[Problems]
A) Change "images" to "pictures" throughout the stretch from "On 3/04/2015 4:27" through "data, int w)" in the horizontal flip thread, and give that stretch again.
B) Answer these questions from the horizontal flip thread:
(i) Which two kinds of images does tchaloupka need to flip horizontally?
(ii) What size were the RGB PNG files?
(iii) Which language did tchaloupka compare the flip method against?
C) Using the horizontal flip thread, explain in one to three sentences why tchaloupka compared the flip method with C#.

Speed of horizontal flip

Thu Apr 2 17:14:28 PDT 2015

On 3/04/2015 4:27 a.m., John Colvin wrote:
> On Thursday, 2 April 2015 at 11:49:44 UTC, Rikki Cattermole wrote:
>> On 3/04/2015 12:29 a.m., John Colvin wrote:
>>> On Thursday, 2 April 2015 at 09:55:15 UTC, Rikki Cattermole wrote:
>>>> On 2/04/2015 10:47 p.m., Rikki Cattermole wrote:
>>>>> On 2/04/2015 2:52 a.m., tchaloupka wrote:
>>>>>> Hi,
>>>>>> I have a bunch of square r16 and png images which I need to flip
>>>>>> horizontally.
>>>>>>
>>>>>> My flip method looks like this:
>>>>>> void hFlip(T)(T[] data, int w)
>>>>>> {
>>>>>>   import std.datetime : StopWatch;
>>>>>>
>>>>>>   StopWatch sw;
>>>>>>   sw.start();
>>>>>>
>>>>>>   foreach(int i; 0..w)
>>>>>>   {
>>>>>>     auto row = data[i*w..(i+1)*w];
>>>>>>     row.reverse();
>>>>>>   }
>>>>>>
>>>>>>   sw.stop();
>>>>>>   writeln("Img flipped in: ", sw.peek().msecs, "[ms]");
>>>>>> }
>>>>>>
>>>>>> With simple r16 file format its pretty fast, but with RGB PNG
>>>>>> files (2048x2048) I noticed its somewhat slow so I tried to
>>>>>> compare it with C# and was pretty surprised by the results.

[Raw records]
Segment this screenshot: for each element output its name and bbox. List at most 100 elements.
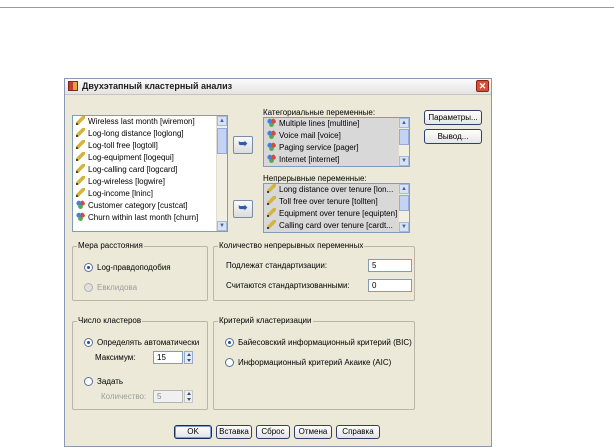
pencil-icon [76,140,85,150]
categorical-variable-list[interactable]: Multiple lines [multline] Voice mail [voi… [263,117,410,167]
bic-radio[interactable] [225,338,234,347]
list-item-label: Long distance over tenure [lon... [279,185,394,194]
close-button[interactable]: ✕ [476,80,489,92]
reset-button[interactable]: Сброс [256,425,290,439]
list-item[interactable]: Log-long distance [loglong] [73,128,227,140]
help-button[interactable]: Справка [336,425,380,439]
scroll-down-icon[interactable]: ▼ [217,221,227,231]
clustering-criterion-title: Критерий кластеризации [218,316,313,325]
list-item[interactable]: Wireless last month [wiremon] [73,116,227,128]
title-bar: Двухэтапный кластерный анализ ✕ [65,79,491,95]
list-item[interactable]: Churn within last month [churn] [73,212,227,224]
list-item[interactable]: Multiple lines [multline] [264,118,409,130]
output-button[interactable]: Вывод... [424,129,482,144]
loglikelihood-label[interactable]: Log-правдоподобия [97,263,171,272]
continuous-variable-list[interactable]: Long distance over tenure [lon... Toll fr… [263,183,410,233]
options-button[interactable]: Параметры... [424,110,482,125]
pencil-icon [267,184,276,194]
scroll-up-icon[interactable]: ▲ [399,184,409,194]
list-item[interactable]: Calling card over tenure [cardt... [264,220,409,232]
pencil-icon [76,188,85,198]
aic-radio[interactable] [225,358,234,367]
scroll-thumb[interactable] [399,129,409,145]
list-item-label: Voice mail [voice] [279,131,341,140]
list-item[interactable]: Voice mail [voice] [264,130,409,142]
list-item[interactable]: Customer category [custcat] [73,200,227,212]
scroll-up-icon[interactable]: ▲ [217,116,227,126]
continuous-count-title: Количество непрерывных переменных [218,241,365,250]
number-of-clusters-title: Число кластеров [77,316,143,325]
app-icon [68,81,78,91]
list-item[interactable]: Log-calling card [logcard] [73,164,227,176]
assumed-standardized-label: Считаются стандартизованными: [226,281,350,290]
list-item[interactable]: Log-equipment [logequi] [73,152,227,164]
two-step-cluster-dialog: Двухэтапный кластерный анализ ✕ Wireless… [64,78,492,447]
ok-button[interactable]: OK [174,425,212,439]
pencil-icon [76,152,85,162]
maximum-label: Максимум: [95,353,136,362]
list-item-label: Customer category [custcat] [88,201,188,210]
top-divider [0,7,614,8]
source-variable-list[interactable]: Wireless last month [wiremon] Log-long di… [72,115,228,232]
list-item-label: Calling card over tenure [cardt... [279,221,393,230]
maximum-field[interactable]: 15 [153,351,183,364]
pencil-icon [267,220,276,230]
pencil-icon [76,128,85,138]
scroll-thumb[interactable] [399,195,409,211]
list-item-label: Toll free over tenure [tollten] [279,197,378,206]
list-item-label: Paging service [pager] [279,143,359,152]
assumed-standardized-field[interactable]: 0 [368,279,412,292]
category-icon [267,130,276,140]
list-item[interactable]: Equipment over tenure [equipten] [264,208,409,220]
list-item[interactable]: Internet [internet] [264,154,409,166]
euclidean-label[interactable]: Евклидова [97,283,137,292]
aic-label[interactable]: Информационный критерий Акаике (AIC) [238,358,391,367]
list-item[interactable]: Log-toll free [logtoll] [73,140,227,152]
list-item[interactable]: Log-wireless [logwire] [73,176,227,188]
auto-determine-radio[interactable] [84,338,93,347]
move-to-continuous-button[interactable]: ➥ [233,200,253,218]
continuous-count-group: Количество непрерывных переменных Подлеж… [213,241,415,301]
list-item[interactable]: Long distance over tenure [lon... [264,184,409,196]
pencil-icon [267,196,276,206]
category-icon [267,142,276,152]
list-item-label: Equipment over tenure [equipten] [279,209,398,218]
count-field[interactable]: 5 [153,390,183,403]
categorical-list-scrollbar[interactable]: ▲ ▼ [398,118,409,166]
scroll-thumb[interactable] [217,128,227,154]
scroll-up-icon[interactable]: ▲ [399,118,409,128]
count-stepper[interactable] [184,390,193,403]
dialog-title: Двухэтапный кластерный анализ [82,81,233,91]
continuous-list-scrollbar[interactable]: ▲ ▼ [398,184,409,232]
list-item-label: Log-wireless [logwire] [88,177,165,186]
list-item[interactable]: Log-income [lninc] [73,188,227,200]
specify-fixed-radio[interactable] [84,377,93,386]
clustering-criterion-group: Критерий кластеризации Байесовский инфор… [213,316,415,410]
category-icon [76,212,85,222]
maximum-stepper[interactable] [184,351,193,364]
euclidean-radio[interactable] [84,283,93,292]
pencil-icon [267,208,276,218]
category-icon [76,200,85,210]
list-item-label: Log-long distance [loglong] [88,129,184,138]
list-item-label: Log-income [lninc] [88,189,153,198]
list-item[interactable]: Toll free over tenure [tollten] [264,196,409,208]
specify-fixed-label[interactable]: Задать [97,377,123,386]
scroll-down-icon[interactable]: ▼ [399,222,409,232]
paste-button[interactable]: Вставка [216,425,252,439]
bic-label[interactable]: Байесовский информационный критерий (BIC… [238,338,412,347]
cancel-button[interactable]: Отмена [294,425,332,439]
category-icon [267,118,276,128]
list-item-label: Wireless last month [wiremon] [88,117,195,126]
loglikelihood-radio[interactable] [84,263,93,272]
standardize-label: Подлежат стандартизации: [226,261,328,270]
scroll-down-icon[interactable]: ▼ [399,156,409,166]
move-to-categorical-button[interactable]: ➥ [233,136,253,154]
auto-determine-label[interactable]: Определять автоматически [97,338,199,347]
category-icon [267,154,276,164]
categorical-label: Категориальные переменные: [263,108,376,117]
standardize-count-field[interactable]: 5 [368,259,412,272]
source-list-scrollbar[interactable]: ▲ ▼ [216,116,227,231]
list-item[interactable]: Paging service [pager] [264,142,409,154]
pencil-icon [76,164,85,174]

[Task-by-task outputs]
A)
On 3/04/2015 4:27 a.m., John Colvin wrote:
> On Thursday, 2 April 2015 at 11:49:44 UTC, Rikki Cattermole wrote:
>> On 3/04/2015 12:29 a.m., John Colvin wrote:
>>> On Thursday, 2 April 2015 at 09:55:15 UTC, Rikki Cattermole wrote:
>>>> On 2/04/2015 10:47 p.m., Rikki Cattermole wrote:
>>>>> On 2/04/2015 2:52 a.m., tchaloupka wrote:
>>>>>> Hi,
>>>>>> I have a bunch of square r16 and png pictures which I need to flip
>>>>>> horizontally.
>>>>>>
>>>>>> My flip method looks like this:
>>>>>> void hFlip(T)(T[] data, int w)

B)
(i) Square r16 and PNG images.
(ii) 2048x2048.
(iii) C#.

C) The method was fast on the simple r16 format but seemed somewhat slow on 2048x2048 RGB PNG files. That slowness led tchaloupka to compare it with C#.